→ **What is needed**
Scan the data below. Pull out each line where "true" occurs.

[Begin Material]

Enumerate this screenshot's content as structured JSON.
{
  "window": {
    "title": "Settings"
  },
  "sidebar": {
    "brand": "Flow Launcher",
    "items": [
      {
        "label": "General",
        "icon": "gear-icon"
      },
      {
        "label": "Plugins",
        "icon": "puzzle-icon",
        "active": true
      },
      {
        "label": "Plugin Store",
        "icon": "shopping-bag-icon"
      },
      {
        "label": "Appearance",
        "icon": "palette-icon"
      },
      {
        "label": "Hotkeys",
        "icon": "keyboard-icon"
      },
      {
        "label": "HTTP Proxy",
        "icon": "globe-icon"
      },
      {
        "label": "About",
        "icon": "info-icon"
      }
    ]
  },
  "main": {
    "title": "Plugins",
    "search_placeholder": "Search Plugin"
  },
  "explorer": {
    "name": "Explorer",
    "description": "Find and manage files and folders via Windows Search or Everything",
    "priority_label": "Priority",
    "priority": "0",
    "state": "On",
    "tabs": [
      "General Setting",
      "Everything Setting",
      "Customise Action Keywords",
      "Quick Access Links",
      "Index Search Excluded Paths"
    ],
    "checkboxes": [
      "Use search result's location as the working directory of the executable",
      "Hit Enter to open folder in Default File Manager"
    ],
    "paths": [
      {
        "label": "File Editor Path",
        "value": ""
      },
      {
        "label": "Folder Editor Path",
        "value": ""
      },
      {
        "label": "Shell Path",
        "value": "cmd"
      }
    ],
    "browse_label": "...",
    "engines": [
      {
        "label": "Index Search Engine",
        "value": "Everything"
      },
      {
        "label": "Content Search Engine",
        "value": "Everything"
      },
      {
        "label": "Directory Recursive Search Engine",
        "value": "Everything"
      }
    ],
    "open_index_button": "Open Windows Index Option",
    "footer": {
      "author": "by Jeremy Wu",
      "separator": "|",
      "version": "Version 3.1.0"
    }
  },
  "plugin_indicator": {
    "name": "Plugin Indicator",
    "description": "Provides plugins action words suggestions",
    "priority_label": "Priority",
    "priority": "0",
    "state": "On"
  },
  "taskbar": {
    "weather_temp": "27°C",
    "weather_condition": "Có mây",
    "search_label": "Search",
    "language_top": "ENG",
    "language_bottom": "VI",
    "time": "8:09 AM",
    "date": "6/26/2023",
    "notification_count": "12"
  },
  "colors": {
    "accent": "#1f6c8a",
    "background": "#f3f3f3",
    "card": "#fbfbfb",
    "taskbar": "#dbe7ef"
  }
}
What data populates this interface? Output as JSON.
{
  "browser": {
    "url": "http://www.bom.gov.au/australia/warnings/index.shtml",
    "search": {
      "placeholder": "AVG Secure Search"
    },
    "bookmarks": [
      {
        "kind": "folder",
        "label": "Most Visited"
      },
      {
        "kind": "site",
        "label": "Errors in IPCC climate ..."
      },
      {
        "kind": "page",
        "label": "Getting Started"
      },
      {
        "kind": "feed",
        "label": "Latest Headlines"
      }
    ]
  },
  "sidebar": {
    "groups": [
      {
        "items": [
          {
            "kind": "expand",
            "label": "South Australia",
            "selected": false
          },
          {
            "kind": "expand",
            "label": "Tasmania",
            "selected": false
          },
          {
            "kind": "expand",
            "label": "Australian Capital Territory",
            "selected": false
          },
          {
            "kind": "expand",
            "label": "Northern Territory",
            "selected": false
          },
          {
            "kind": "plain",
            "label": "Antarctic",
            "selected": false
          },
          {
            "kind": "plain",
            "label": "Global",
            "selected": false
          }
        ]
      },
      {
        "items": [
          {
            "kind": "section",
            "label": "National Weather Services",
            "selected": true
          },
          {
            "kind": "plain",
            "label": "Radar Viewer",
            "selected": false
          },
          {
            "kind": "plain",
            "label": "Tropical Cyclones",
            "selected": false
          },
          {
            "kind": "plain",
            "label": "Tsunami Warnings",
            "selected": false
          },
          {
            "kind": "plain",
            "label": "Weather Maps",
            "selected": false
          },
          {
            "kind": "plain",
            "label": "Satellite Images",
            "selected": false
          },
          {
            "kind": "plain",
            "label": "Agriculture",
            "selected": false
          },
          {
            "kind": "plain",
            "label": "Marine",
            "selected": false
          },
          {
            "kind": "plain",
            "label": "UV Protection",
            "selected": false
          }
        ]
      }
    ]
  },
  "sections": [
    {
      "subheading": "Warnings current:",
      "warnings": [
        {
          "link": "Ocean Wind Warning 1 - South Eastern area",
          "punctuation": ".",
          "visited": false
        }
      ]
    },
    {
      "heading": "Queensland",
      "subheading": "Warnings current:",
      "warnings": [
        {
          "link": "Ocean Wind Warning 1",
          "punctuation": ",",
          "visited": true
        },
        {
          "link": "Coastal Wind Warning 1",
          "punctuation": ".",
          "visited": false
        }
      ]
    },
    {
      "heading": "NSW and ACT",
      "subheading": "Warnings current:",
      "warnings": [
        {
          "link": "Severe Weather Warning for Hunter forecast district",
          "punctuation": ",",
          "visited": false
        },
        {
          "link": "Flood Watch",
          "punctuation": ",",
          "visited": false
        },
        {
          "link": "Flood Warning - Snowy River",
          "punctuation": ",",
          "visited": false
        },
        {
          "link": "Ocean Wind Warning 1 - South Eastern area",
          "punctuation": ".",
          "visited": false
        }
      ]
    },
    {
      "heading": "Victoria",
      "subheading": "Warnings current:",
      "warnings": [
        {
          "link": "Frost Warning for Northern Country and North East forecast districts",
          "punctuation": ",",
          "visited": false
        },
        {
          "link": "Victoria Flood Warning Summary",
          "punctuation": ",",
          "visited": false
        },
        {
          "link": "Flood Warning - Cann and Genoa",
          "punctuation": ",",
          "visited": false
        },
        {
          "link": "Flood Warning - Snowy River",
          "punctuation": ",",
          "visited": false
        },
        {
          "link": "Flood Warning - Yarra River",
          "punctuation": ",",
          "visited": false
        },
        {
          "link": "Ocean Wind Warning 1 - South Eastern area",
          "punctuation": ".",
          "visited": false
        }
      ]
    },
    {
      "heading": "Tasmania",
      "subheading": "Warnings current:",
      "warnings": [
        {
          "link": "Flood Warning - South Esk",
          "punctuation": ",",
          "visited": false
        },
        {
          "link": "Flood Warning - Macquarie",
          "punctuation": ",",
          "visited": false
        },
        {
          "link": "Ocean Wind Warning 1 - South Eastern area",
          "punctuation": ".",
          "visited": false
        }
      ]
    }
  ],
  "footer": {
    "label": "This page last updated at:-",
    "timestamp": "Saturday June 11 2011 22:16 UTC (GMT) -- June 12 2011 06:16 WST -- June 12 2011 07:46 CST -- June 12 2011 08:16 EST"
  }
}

[End Material]

→ **Full answer**
        "active": true
            "selected": true
          "visited": true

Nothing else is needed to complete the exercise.